Activity:
Go through the records and copy each line where the string "vectorial" occurs.

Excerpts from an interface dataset
··········
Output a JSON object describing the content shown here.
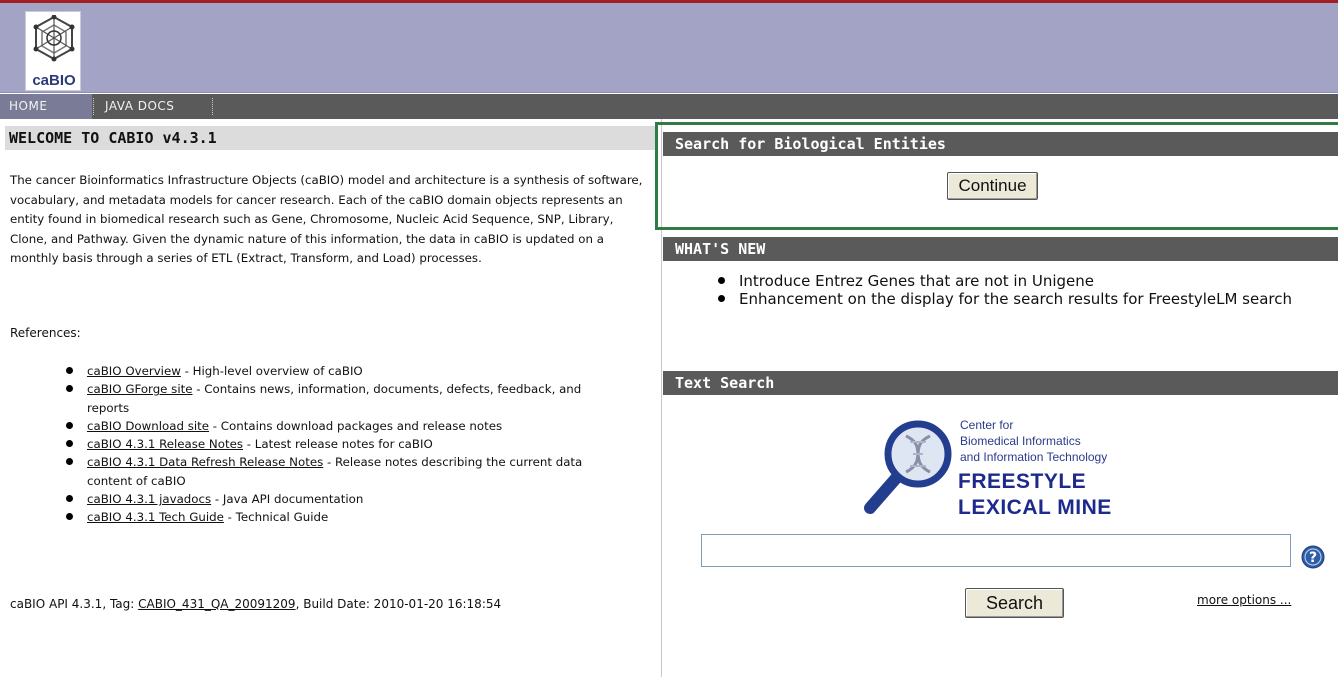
{
  "header": {
    "logo_text": "caBIO"
  },
  "nav": {
    "items": [
      {
        "label": "HOME"
      },
      {
        "label": "JAVA DOCS"
      }
    ]
  },
  "welcome": {
    "title": "WELCOME TO CABIO v4.3.1",
    "intro": "The cancer Bioinformatics Infrastructure Objects (caBIO) model and architecture is a synthesis of software, vocabulary, and metadata models for cancer research. Each of the caBIO domain objects represents an entity found in biomedical research such as Gene, Chromosome, Nucleic Acid Sequence, SNP, Library, Clone, and Pathway. Given the dynamic nature of this information, the data in caBIO is updated on a monthly basis through a series of ETL (Extract, Transform, and Load) processes.",
    "references_label": "References:",
    "references": [
      {
        "link": "caBIO Overview",
        "desc": " - High-level overview of caBIO"
      },
      {
        "link": "caBIO GForge site",
        "desc": " - Contains news, information, documents, defects, feedback, and reports"
      },
      {
        "link": "caBIO Download site",
        "desc": " - Contains download packages and release notes"
      },
      {
        "link": "caBIO 4.3.1 Release Notes",
        "desc": " - Latest release notes for caBIO"
      },
      {
        "link": "caBIO 4.3.1 Data Refresh Release Notes",
        "desc": " - Release notes describing the current data content of caBIO"
      },
      {
        "link": "caBIO 4.3.1 javadocs",
        "desc": " - Java API documentation"
      },
      {
        "link": "caBIO 4.3.1 Tech Guide",
        "desc": " - Technical Guide"
      }
    ],
    "build_prefix": "caBIO API 4.3.1, Tag: ",
    "build_tag": "CABIO_431_QA_20091209",
    "build_suffix": ", Build Date: 2010-01-20 16:18:54"
  },
  "search_entities": {
    "title": "Search for Biological Entities",
    "continue_label": "Continue"
  },
  "whats_new": {
    "title": "WHAT'S NEW",
    "items": [
      "Introduce Entrez Genes that are not in Unigene",
      "Enhancement on the display for the search results for FreestyleLM search"
    ]
  },
  "text_search": {
    "title": "Text Search",
    "logo_line1": "Center for",
    "logo_line2": "Biomedical Informatics",
    "logo_line3": "and Information Technology",
    "logo_big1": "FREESTYLE",
    "logo_big2": "LEXICAL MINE",
    "input_value": "",
    "search_label": "Search",
    "more_options": "more options ..."
  },
  "colors": {
    "header_bg": "#a3a4c5",
    "nav_bg": "#5a5a5a",
    "section_header_bg": "#5a5a5a",
    "highlight_border": "#2f7d42",
    "top_rule": "#a31e21"
  },
  "icons": {
    "logo": "cabio-molecule-logo",
    "help": "help-question-icon",
    "magnifier": "magnifying-glass-dna-icon"
  }
}
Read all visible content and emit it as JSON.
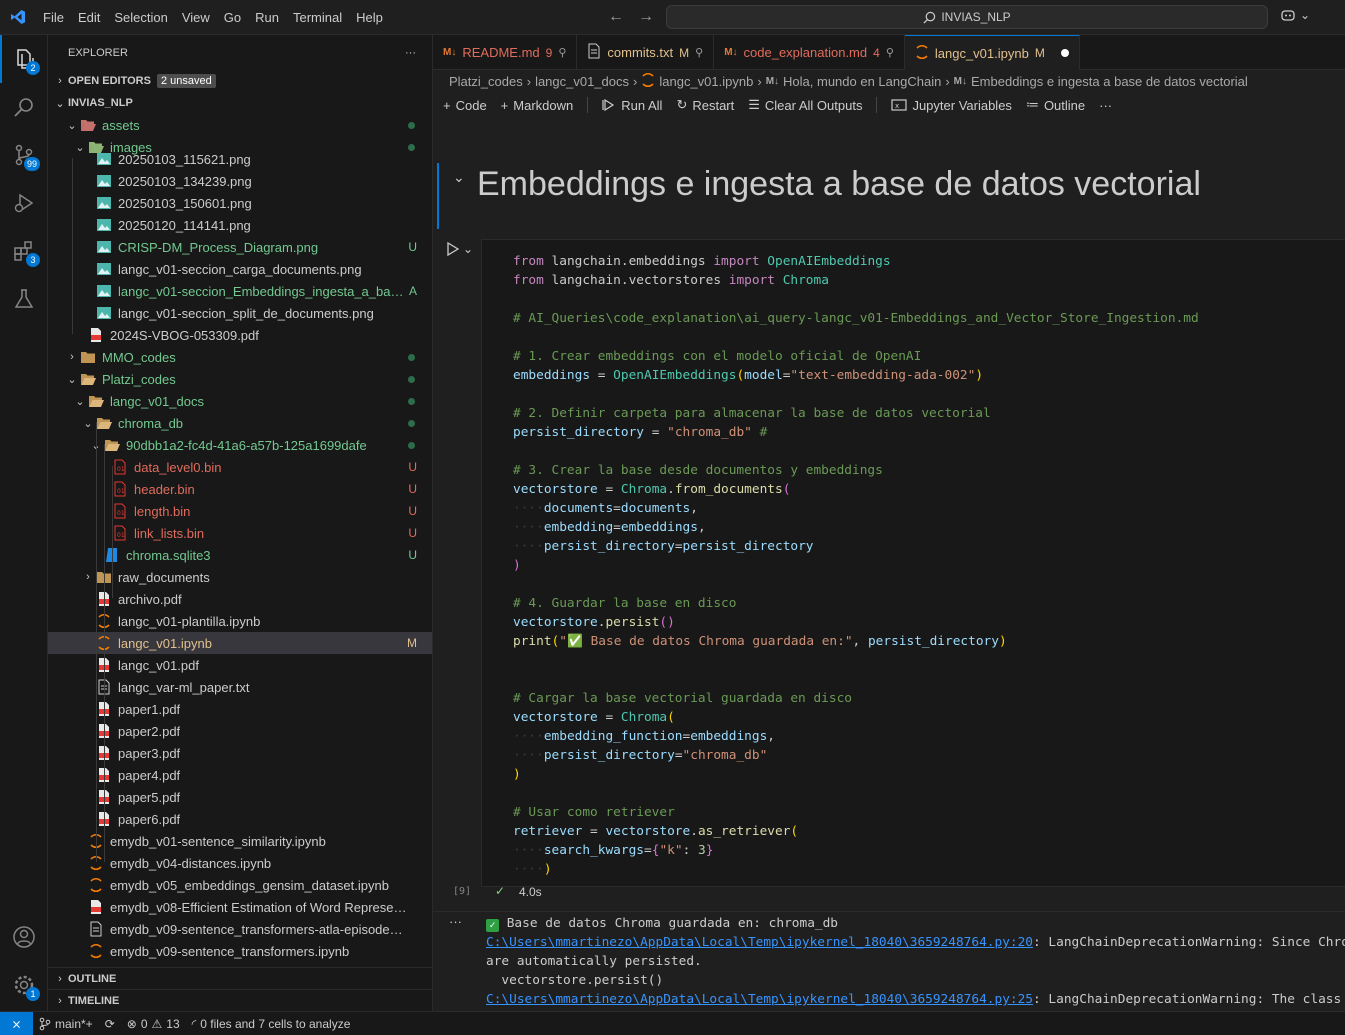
{
  "menu": [
    "File",
    "Edit",
    "Selection",
    "View",
    "Go",
    "Run",
    "Terminal",
    "Help"
  ],
  "search": {
    "text": "INVIAS_NLP"
  },
  "activity": {
    "explorer_badge": "2",
    "scm_badge": "99",
    "ext_badge": "3",
    "settings_badge": "1"
  },
  "sidebar": {
    "title": "EXPLORER",
    "more": "···",
    "open_editors": "OPEN EDITORS",
    "unsaved": "2 unsaved",
    "root": "INVIAS_NLP",
    "outline": "OUTLINE",
    "timeline": "TIMELINE"
  },
  "tree": [
    {
      "label": "assets",
      "stat": "dot",
      "color": "green"
    },
    {
      "label": "images",
      "stat": "dot",
      "color": "green"
    },
    {
      "label": "20250103_115621.png",
      "stat": "",
      "color": "plain"
    },
    {
      "label": "20250103_134239.png",
      "stat": "",
      "color": "plain"
    },
    {
      "label": "20250103_150601.png",
      "stat": "",
      "color": "plain"
    },
    {
      "label": "20250120_114141.png",
      "stat": "",
      "color": "plain"
    },
    {
      "label": "CRISP-DM_Process_Diagram.png",
      "stat": "U",
      "color": "green"
    },
    {
      "label": "langc_v01-seccion_carga_documents.png",
      "stat": "",
      "color": "plain"
    },
    {
      "label": "langc_v01-seccion_Embeddings_ingesta_a_base...",
      "stat": "A",
      "color": "green"
    },
    {
      "label": "langc_v01-seccion_split_de_documents.png",
      "stat": "",
      "color": "plain"
    },
    {
      "label": "2024S-VBOG-053309.pdf",
      "stat": "",
      "color": "plain"
    },
    {
      "label": "MMO_codes",
      "stat": "dot",
      "color": "green"
    },
    {
      "label": "Platzi_codes",
      "stat": "dot",
      "color": "green"
    },
    {
      "label": "langc_v01_docs",
      "stat": "dot",
      "color": "green"
    },
    {
      "label": "chroma_db",
      "stat": "dot",
      "color": "green"
    },
    {
      "label": "90dbb1a2-fc4d-41a6-a57b-125a1699dafe",
      "stat": "dot",
      "color": "green"
    },
    {
      "label": "data_level0.bin",
      "stat": "U",
      "color": "orange"
    },
    {
      "label": "header.bin",
      "stat": "U",
      "color": "orange"
    },
    {
      "label": "length.bin",
      "stat": "U",
      "color": "orange"
    },
    {
      "label": "link_lists.bin",
      "stat": "U",
      "color": "orange"
    },
    {
      "label": "chroma.sqlite3",
      "stat": "U",
      "color": "green"
    },
    {
      "label": "raw_documents",
      "stat": "",
      "color": "plain"
    },
    {
      "label": "archivo.pdf",
      "stat": "",
      "color": "plain"
    },
    {
      "label": "langc_v01-plantilla.ipynb",
      "stat": "",
      "color": "plain"
    },
    {
      "label": "langc_v01.ipynb",
      "stat": "M",
      "color": "yellow"
    },
    {
      "label": "langc_v01.pdf",
      "stat": "",
      "color": "plain"
    },
    {
      "label": "langc_var-ml_paper.txt",
      "stat": "",
      "color": "plain"
    },
    {
      "label": "paper1.pdf",
      "stat": "",
      "color": "plain"
    },
    {
      "label": "paper2.pdf",
      "stat": "",
      "color": "plain"
    },
    {
      "label": "paper3.pdf",
      "stat": "",
      "color": "plain"
    },
    {
      "label": "paper4.pdf",
      "stat": "",
      "color": "plain"
    },
    {
      "label": "paper5.pdf",
      "stat": "",
      "color": "plain"
    },
    {
      "label": "paper6.pdf",
      "stat": "",
      "color": "plain"
    },
    {
      "label": "emydb_v01-sentence_similarity.ipynb",
      "stat": "",
      "color": "plain"
    },
    {
      "label": "emydb_v04-distances.ipynb",
      "stat": "",
      "color": "plain"
    },
    {
      "label": "emydb_v05_embeddings_gensim_dataset.ipynb",
      "stat": "",
      "color": "plain"
    },
    {
      "label": "emydb_v08-Efficient Estimation of Word Representati...",
      "stat": "",
      "color": "plain"
    },
    {
      "label": "emydb_v09-sentence_transformers-atla-episodes-scri...",
      "stat": "",
      "color": "plain"
    },
    {
      "label": "emydb_v09-sentence_transformers.ipynb",
      "stat": "",
      "color": "plain"
    }
  ],
  "tabs": [
    {
      "label": "README.md",
      "stat": "9",
      "color": "orange"
    },
    {
      "label": "commits.txt",
      "stat": "M",
      "color": "yellow"
    },
    {
      "label": "code_explanation.md",
      "stat": "4",
      "color": "orange"
    },
    {
      "label": "langc_v01.ipynb",
      "stat": "M",
      "color": "yellow"
    }
  ],
  "breadcrumb": [
    "Platzi_codes",
    "langc_v01_docs",
    "langc_v01.ipynb",
    "Hola, mundo en LangChain",
    "Embeddings e ingesta a base de datos vectorial"
  ],
  "toolbar": {
    "code": "Code",
    "markdown": "Markdown",
    "run_all": "Run All",
    "restart": "Restart",
    "clear": "Clear All Outputs",
    "variables": "Jupyter Variables",
    "outline": "Outline",
    "more": "···"
  },
  "markdown_heading": "Embeddings e ingesta a base de datos vectorial",
  "cell": {
    "exec_count": "[9]",
    "duration": "4.0s"
  },
  "output": {
    "line1": "Base de datos Chroma guardada en: chroma_db",
    "link1": "C:\\Users\\mmartinezo\\AppData\\Local\\Temp\\ipykernel_18040\\3659248764.py:20",
    "warn1": ": LangChainDeprecationWarning: Since Chro",
    "line3": "are automatically persisted.",
    "line4": "  vectorstore.persist()",
    "link2": "C:\\Users\\mmartinezo\\AppData\\Local\\Temp\\ipykernel_18040\\3659248764.py:25",
    "warn2": ": LangChainDeprecationWarning: The class"
  },
  "status": {
    "branch": "main*+",
    "errors": "0",
    "warnings": "13",
    "analysis": "0 files and 7 cells to analyze"
  }
}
··········
Written answer:
    "Embeddings e ingesta a base de datos vectorial"
  "markdown_heading": "Embeddings e ingesta a base de datos vectorial",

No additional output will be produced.